> **Task to carry out**: Copy out every record below exactly as written, but leave out any pictures.

··· Provided material

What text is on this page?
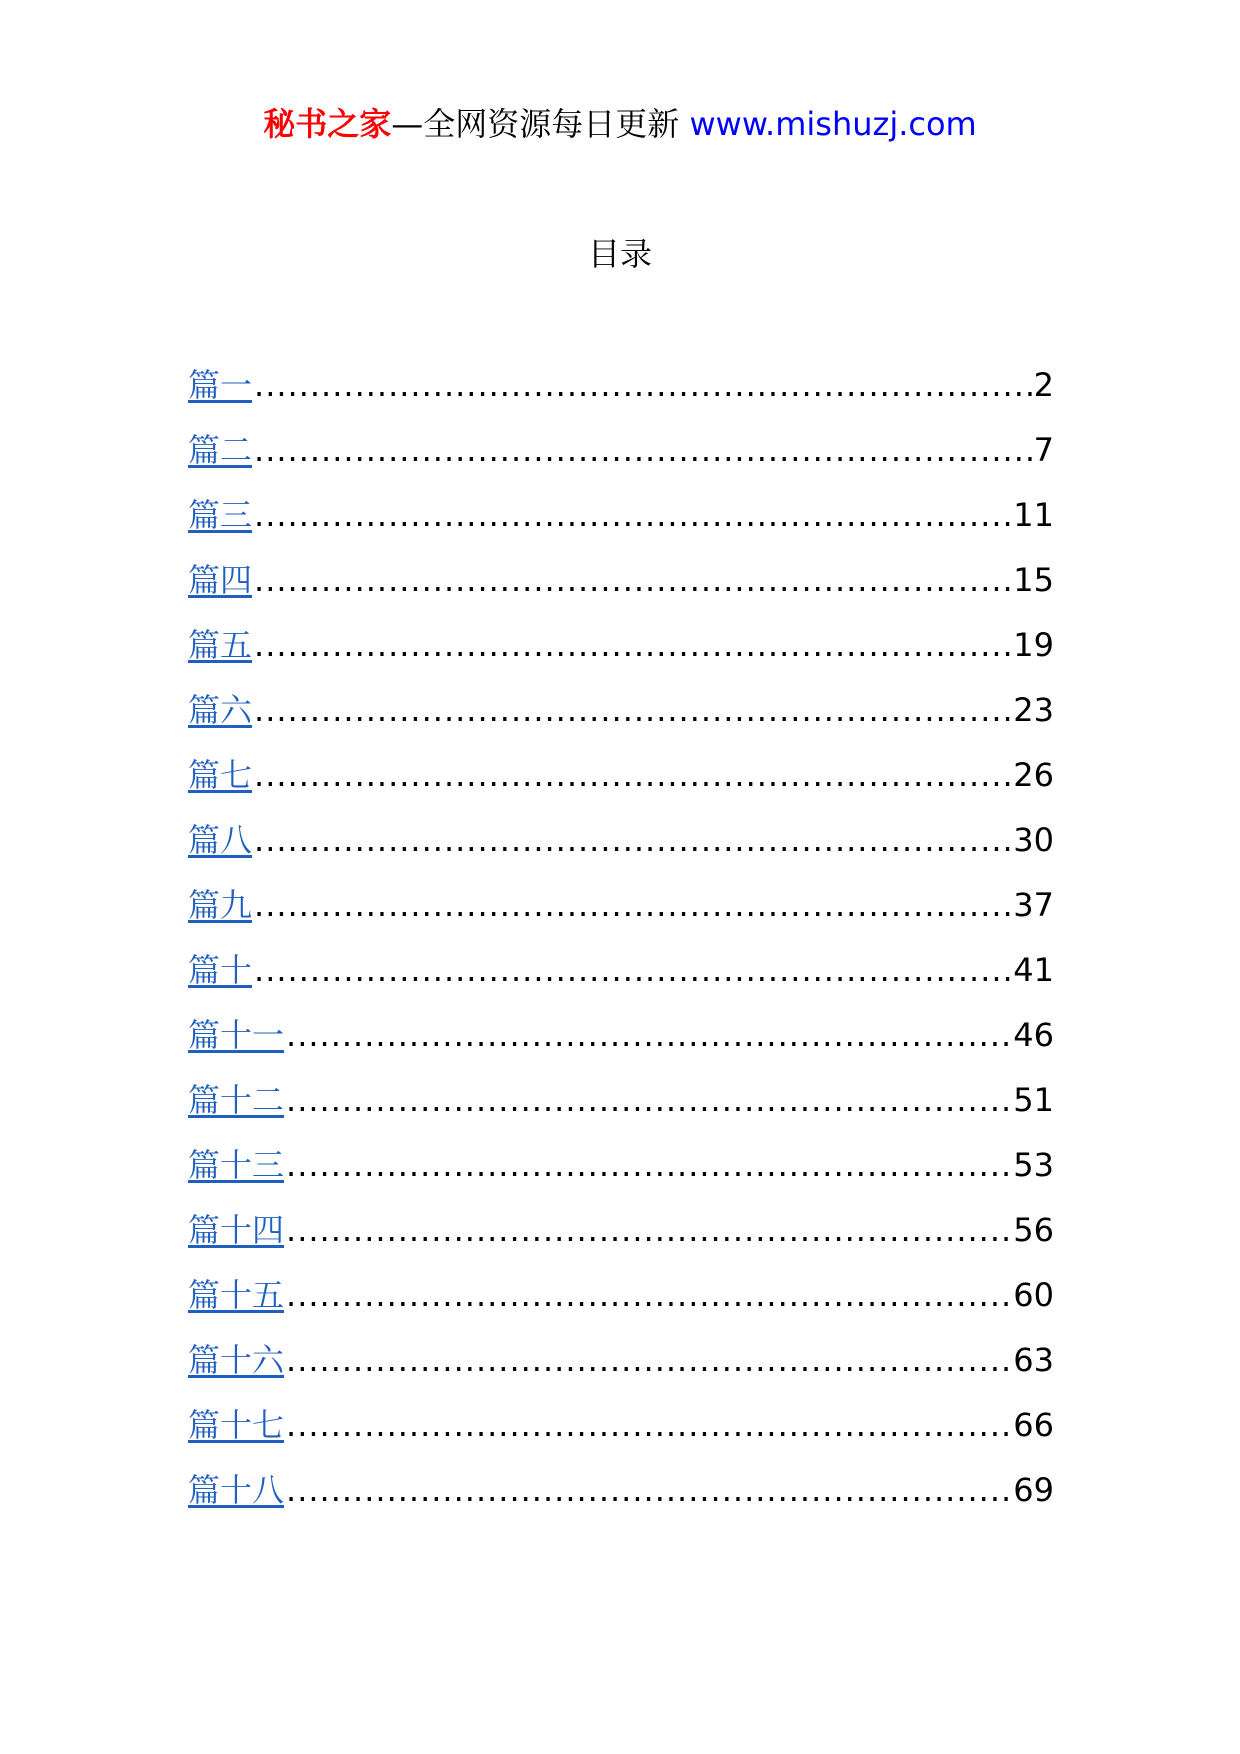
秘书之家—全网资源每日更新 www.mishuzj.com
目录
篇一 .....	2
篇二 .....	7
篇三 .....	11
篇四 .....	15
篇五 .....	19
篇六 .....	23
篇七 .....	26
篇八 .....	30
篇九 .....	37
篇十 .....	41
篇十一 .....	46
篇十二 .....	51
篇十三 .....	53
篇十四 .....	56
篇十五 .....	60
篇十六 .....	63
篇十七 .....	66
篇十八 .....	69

······

> **Expected answer**:
What text is on this page?
秘书之家—全网资源每日更新 www.mishuzj.com
目录
篇一 .....	2
篇二 .....	7
篇三 .....	11
篇四 .....	15
篇五 .....	19
篇六 .....	23
篇七 .....	26
篇八 .....	30
篇九 .....	37
篇十 .....	41
篇十一 .....	46
篇十二 .....	51
篇十三 .....	53
篇十四 .....	56
篇十五 .....	60
篇十六 .....	63
篇十七 .....	66
篇十八 .....	69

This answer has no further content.